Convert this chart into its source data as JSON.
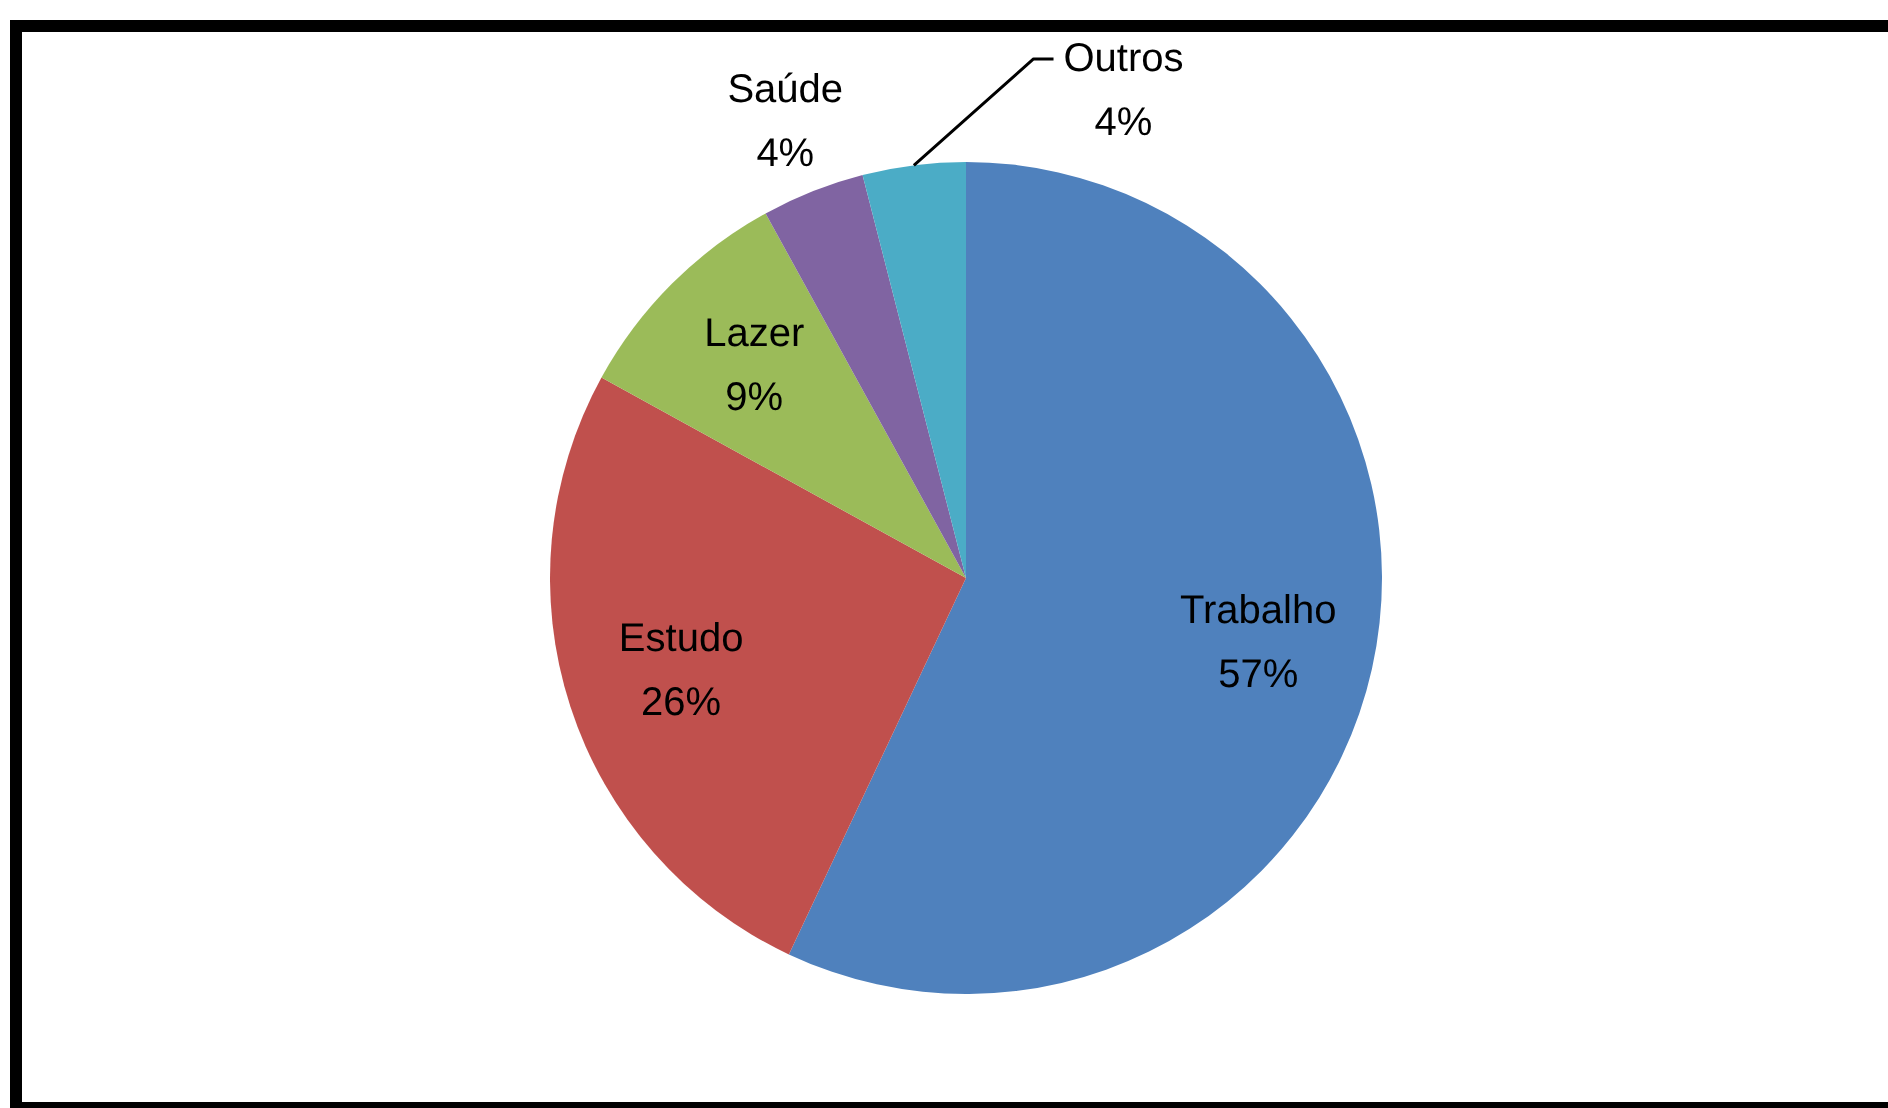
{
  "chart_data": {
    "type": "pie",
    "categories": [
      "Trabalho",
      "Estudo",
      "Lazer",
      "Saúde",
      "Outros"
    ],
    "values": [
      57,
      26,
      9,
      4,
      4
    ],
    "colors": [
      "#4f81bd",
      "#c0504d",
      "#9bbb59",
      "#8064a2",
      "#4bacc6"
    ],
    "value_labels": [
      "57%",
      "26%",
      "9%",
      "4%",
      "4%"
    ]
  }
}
━━━━━━━━━━
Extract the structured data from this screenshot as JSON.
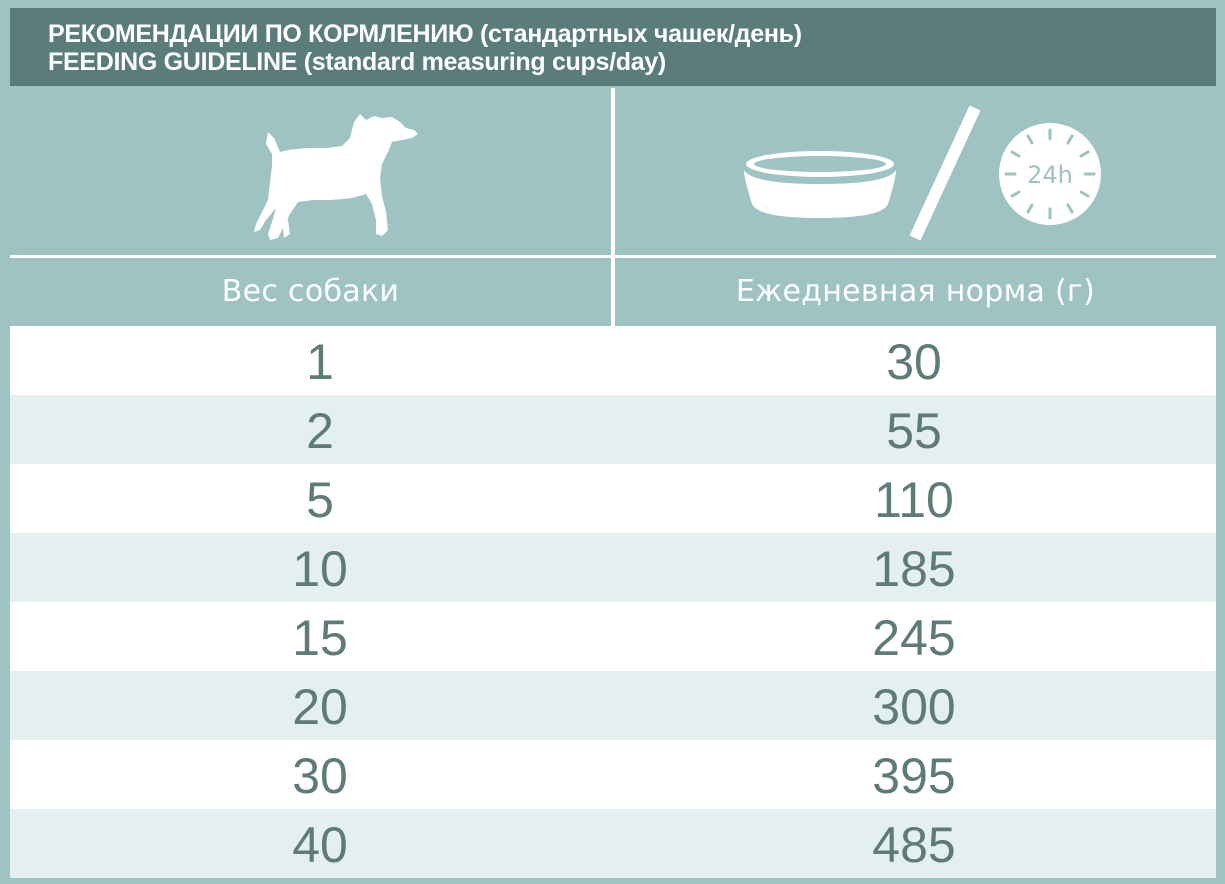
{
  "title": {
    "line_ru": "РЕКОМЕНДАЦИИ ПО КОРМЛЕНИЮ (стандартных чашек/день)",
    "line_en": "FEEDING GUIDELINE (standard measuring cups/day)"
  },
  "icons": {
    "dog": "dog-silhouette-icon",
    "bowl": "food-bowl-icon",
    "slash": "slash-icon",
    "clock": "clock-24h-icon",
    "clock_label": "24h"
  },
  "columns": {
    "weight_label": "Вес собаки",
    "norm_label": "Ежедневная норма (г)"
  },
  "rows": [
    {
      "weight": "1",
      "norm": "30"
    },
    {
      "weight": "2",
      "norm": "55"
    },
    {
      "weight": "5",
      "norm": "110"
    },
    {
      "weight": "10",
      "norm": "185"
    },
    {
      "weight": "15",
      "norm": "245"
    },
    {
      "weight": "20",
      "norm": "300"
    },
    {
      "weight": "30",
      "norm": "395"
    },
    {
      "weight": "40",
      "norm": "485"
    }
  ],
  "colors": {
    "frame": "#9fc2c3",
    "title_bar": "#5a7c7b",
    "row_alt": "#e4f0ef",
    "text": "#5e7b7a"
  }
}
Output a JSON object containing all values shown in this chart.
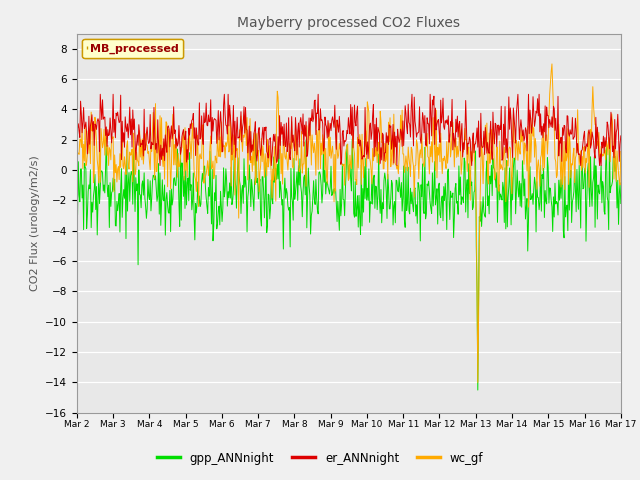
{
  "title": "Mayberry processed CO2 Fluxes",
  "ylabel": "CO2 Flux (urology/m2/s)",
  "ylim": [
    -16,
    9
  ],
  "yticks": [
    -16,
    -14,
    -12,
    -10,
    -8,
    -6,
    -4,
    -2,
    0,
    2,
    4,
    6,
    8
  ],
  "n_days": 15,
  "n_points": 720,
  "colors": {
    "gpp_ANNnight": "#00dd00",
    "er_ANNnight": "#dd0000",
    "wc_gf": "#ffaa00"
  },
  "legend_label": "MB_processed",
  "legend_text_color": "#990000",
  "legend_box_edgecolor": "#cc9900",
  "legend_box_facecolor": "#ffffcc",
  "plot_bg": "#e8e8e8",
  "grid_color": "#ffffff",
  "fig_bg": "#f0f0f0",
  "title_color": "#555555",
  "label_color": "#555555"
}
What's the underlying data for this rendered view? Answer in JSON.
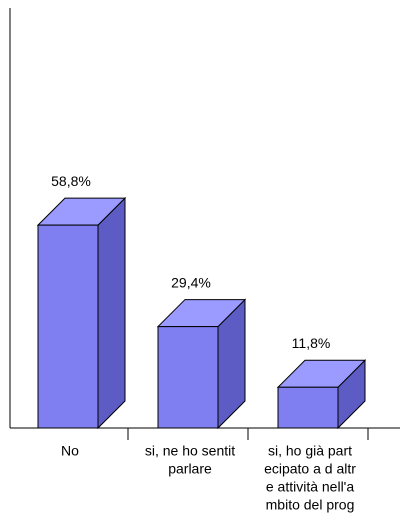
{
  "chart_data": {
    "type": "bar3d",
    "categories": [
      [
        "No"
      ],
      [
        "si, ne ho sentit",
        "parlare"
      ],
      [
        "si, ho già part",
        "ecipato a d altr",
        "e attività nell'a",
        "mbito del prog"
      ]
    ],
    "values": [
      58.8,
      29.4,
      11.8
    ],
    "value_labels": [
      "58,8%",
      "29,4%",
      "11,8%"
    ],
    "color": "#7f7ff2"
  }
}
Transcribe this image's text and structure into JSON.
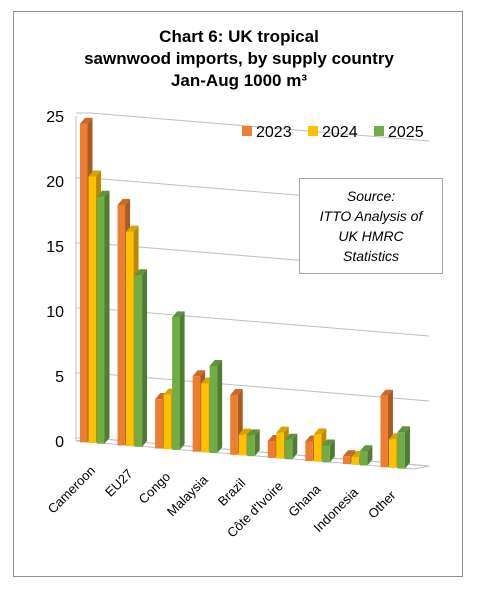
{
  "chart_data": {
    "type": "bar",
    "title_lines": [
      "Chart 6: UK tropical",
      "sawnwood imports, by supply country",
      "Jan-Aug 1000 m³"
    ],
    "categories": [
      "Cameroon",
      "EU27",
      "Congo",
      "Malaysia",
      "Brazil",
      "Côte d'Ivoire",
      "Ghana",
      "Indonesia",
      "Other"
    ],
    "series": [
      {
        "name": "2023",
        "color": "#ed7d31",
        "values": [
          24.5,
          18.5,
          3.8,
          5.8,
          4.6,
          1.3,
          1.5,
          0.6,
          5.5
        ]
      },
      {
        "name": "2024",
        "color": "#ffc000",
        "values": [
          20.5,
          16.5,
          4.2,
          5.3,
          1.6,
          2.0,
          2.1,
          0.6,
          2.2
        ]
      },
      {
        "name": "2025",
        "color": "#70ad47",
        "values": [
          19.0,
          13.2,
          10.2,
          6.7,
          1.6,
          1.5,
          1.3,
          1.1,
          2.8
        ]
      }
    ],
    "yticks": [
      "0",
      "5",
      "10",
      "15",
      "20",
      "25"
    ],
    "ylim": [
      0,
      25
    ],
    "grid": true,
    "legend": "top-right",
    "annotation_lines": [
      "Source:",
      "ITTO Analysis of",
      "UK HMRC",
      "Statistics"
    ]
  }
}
━━━━━━━━━━
Task requirements
Copy each line above that contains the string "JSON".

Response to this task
Convert this chart into its source data as JSON.
Extract the structured data from this screenshot as JSON.
Output a JSON object containing all values shown in this chart.
What's the underlying data for this rendered view? Answer in JSON.
Transcribe this image's text and structure into JSON.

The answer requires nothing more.